▶ Provided material
⟨

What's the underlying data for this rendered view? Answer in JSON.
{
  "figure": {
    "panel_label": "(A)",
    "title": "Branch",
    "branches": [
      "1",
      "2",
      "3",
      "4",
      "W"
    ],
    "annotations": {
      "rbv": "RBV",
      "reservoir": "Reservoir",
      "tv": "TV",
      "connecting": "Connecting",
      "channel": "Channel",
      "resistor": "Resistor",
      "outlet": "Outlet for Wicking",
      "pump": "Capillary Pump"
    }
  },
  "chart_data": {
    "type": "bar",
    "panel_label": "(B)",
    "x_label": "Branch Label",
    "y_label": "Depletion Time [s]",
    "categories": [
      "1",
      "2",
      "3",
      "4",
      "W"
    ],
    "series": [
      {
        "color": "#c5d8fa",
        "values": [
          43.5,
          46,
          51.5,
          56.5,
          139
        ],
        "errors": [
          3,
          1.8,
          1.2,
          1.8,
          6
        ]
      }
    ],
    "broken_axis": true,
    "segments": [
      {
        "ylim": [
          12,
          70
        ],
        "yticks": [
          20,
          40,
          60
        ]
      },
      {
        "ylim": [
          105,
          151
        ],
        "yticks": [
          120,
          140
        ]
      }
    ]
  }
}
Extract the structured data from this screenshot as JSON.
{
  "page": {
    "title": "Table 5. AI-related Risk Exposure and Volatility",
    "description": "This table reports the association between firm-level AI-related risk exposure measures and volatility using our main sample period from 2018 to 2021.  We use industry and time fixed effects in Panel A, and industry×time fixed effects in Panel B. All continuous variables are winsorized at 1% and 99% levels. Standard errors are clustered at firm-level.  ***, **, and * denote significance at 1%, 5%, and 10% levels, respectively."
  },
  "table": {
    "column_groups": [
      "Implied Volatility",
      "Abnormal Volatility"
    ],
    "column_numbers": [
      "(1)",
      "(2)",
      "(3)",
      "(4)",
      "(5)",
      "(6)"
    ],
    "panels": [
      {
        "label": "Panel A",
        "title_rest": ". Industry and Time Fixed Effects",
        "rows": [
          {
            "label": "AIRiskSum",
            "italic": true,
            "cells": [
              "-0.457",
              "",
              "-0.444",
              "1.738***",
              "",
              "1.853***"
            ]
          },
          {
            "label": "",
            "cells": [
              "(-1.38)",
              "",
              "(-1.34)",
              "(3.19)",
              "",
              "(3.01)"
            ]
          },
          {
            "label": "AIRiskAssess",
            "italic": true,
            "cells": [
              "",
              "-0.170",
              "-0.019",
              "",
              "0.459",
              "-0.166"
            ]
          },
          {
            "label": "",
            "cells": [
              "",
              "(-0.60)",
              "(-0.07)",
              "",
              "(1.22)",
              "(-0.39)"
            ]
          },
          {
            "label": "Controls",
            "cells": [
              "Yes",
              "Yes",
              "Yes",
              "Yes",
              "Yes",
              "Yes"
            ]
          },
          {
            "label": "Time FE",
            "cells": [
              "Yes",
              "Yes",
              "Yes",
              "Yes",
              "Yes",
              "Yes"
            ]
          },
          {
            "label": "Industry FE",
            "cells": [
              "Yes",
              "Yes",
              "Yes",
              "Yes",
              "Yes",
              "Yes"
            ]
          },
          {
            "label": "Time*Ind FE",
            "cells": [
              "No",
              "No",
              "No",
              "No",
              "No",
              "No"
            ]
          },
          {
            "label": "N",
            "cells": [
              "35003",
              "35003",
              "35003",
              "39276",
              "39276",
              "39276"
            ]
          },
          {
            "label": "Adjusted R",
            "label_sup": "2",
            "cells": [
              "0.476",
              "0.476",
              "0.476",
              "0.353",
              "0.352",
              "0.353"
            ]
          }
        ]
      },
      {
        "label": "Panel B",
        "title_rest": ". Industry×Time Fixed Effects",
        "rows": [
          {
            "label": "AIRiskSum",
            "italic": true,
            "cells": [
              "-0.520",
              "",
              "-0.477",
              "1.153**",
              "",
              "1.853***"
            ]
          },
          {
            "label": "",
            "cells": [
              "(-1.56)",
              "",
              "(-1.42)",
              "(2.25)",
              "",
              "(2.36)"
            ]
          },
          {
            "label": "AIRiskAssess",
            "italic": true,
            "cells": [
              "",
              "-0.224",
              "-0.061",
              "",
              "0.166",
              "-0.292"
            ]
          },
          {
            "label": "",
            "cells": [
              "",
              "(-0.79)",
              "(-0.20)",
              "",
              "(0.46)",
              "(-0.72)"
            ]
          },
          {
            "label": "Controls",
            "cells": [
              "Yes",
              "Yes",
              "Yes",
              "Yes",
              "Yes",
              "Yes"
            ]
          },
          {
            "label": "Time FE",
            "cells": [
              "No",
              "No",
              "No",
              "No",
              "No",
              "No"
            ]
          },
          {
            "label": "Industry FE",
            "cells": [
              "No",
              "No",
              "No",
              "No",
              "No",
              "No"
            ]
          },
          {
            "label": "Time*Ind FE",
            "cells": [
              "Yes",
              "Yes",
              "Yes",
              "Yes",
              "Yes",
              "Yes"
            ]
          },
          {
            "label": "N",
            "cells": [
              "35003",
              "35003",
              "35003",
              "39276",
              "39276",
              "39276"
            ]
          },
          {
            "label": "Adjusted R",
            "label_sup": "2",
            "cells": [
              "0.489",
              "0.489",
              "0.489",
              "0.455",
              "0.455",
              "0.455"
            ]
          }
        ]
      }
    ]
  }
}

⟩

▶ Goal
Extract the data exactly as given.

▶ Result of the exercise
What's the underlying data for this rendered view? Answer in JSON.
{
  "figure": {
    "panel_label": "(A)",
    "title": "Branch",
    "branches": [
      "1",
      "2",
      "3",
      "4",
      "W"
    ],
    "annotations": {
      "rbv": "RBV",
      "reservoir": "Reservoir",
      "tv": "TV",
      "connecting": "Connecting",
      "channel": "Channel",
      "resistor": "Resistor",
      "outlet": "Outlet for Wicking",
      "pump": "Capillary Pump"
    }
  },
  "chart_data": {
    "type": "bar",
    "panel_label": "(B)",
    "x_label": "Branch Label",
    "y_label": "Depletion Time [s]",
    "categories": [
      "1",
      "2",
      "3",
      "4",
      "W"
    ],
    "series": [
      {
        "color": "#c5d8fa",
        "values": [
          43.5,
          46,
          51.5,
          56.5,
          139
        ],
        "errors": [
          3,
          1.8,
          1.2,
          1.8,
          6
        ]
      }
    ],
    "broken_axis": true,
    "segments": [
      {
        "ylim": [
          12,
          70
        ],
        "yticks": [
          20,
          40,
          60
        ]
      },
      {
        "ylim": [
          105,
          151
        ],
        "yticks": [
          120,
          140
        ]
      }
    ]
  }
}
Extract the structured data from this screenshot as JSON.
{
  "page": {
    "title": "Table 5. AI-related Risk Exposure and Volatility",
    "description": "This table reports the association between firm-level AI-related risk exposure measures and volatility using our main sample period from 2018 to 2021.  We use industry and time fixed effects in Panel A, and industry×time fixed effects in Panel B. All continuous variables are winsorized at 1% and 99% levels. Standard errors are clustered at firm-level.  ***, **, and * denote significance at 1%, 5%, and 10% levels, respectively."
  },
  "table": {
    "column_groups": [
      "Implied Volatility",
      "Abnormal Volatility"
    ],
    "column_numbers": [
      "(1)",
      "(2)",
      "(3)",
      "(4)",
      "(5)",
      "(6)"
    ],
    "panels": [
      {
        "label": "Panel A",
        "title_rest": ". Industry and Time Fixed Effects",
        "rows": [
          {
            "label": "AIRiskSum",
            "italic": true,
            "cells": [
              "-0.457",
              "",
              "-0.444",
              "1.738***",
              "",
              "1.853***"
            ]
          },
          {
            "label": "",
            "cells": [
              "(-1.38)",
              "",
              "(-1.34)",
              "(3.19)",
              "",
              "(3.01)"
            ]
          },
          {
            "label": "AIRiskAssess",
            "italic": true,
            "cells": [
              "",
              "-0.170",
              "-0.019",
              "",
              "0.459",
              "-0.166"
            ]
          },
          {
            "label": "",
            "cells": [
              "",
              "(-0.60)",
              "(-0.07)",
              "",
              "(1.22)",
              "(-0.39)"
            ]
          },
          {
            "label": "Controls",
            "cells": [
              "Yes",
              "Yes",
              "Yes",
              "Yes",
              "Yes",
              "Yes"
            ]
          },
          {
            "label": "Time FE",
            "cells": [
              "Yes",
              "Yes",
              "Yes",
              "Yes",
              "Yes",
              "Yes"
            ]
          },
          {
            "label": "Industry FE",
            "cells": [
              "Yes",
              "Yes",
              "Yes",
              "Yes",
              "Yes",
              "Yes"
            ]
          },
          {
            "label": "Time*Ind FE",
            "cells": [
              "No",
              "No",
              "No",
              "No",
              "No",
              "No"
            ]
          },
          {
            "label": "N",
            "cells": [
              "35003",
              "35003",
              "35003",
              "39276",
              "39276",
              "39276"
            ]
          },
          {
            "label": "Adjusted R",
            "label_sup": "2",
            "cells": [
              "0.476",
              "0.476",
              "0.476",
              "0.353",
              "0.352",
              "0.353"
            ]
          }
        ]
      },
      {
        "label": "Panel B",
        "title_rest": ". Industry×Time Fixed Effects",
        "rows": [
          {
            "label": "AIRiskSum",
            "italic": true,
            "cells": [
              "-0.520",
              "",
              "-0.477",
              "1.153**",
              "",
              "1.853***"
            ]
          },
          {
            "label": "",
            "cells": [
              "(-1.56)",
              "",
              "(-1.42)",
              "(2.25)",
              "",
              "(2.36)"
            ]
          },
          {
            "label": "AIRiskAssess",
            "italic": true,
            "cells": [
              "",
              "-0.224",
              "-0.061",
              "",
              "0.166",
              "-0.292"
            ]
          },
          {
            "label": "",
            "cells": [
              "",
              "(-0.79)",
              "(-0.20)",
              "",
              "(0.46)",
              "(-0.72)"
            ]
          },
          {
            "label": "Controls",
            "cells": [
              "Yes",
              "Yes",
              "Yes",
              "Yes",
              "Yes",
              "Yes"
            ]
          },
          {
            "label": "Time FE",
            "cells": [
              "No",
              "No",
              "No",
              "No",
              "No",
              "No"
            ]
          },
          {
            "label": "Industry FE",
            "cells": [
              "No",
              "No",
              "No",
              "No",
              "No",
              "No"
            ]
          },
          {
            "label": "Time*Ind FE",
            "cells": [
              "Yes",
              "Yes",
              "Yes",
              "Yes",
              "Yes",
              "Yes"
            ]
          },
          {
            "label": "N",
            "cells": [
              "35003",
              "35003",
              "35003",
              "39276",
              "39276",
              "39276"
            ]
          },
          {
            "label": "Adjusted R",
            "label_sup": "2",
            "cells": [
              "0.489",
              "0.489",
              "0.489",
              "0.455",
              "0.455",
              "0.455"
            ]
          }
        ]
      }
    ]
  }
}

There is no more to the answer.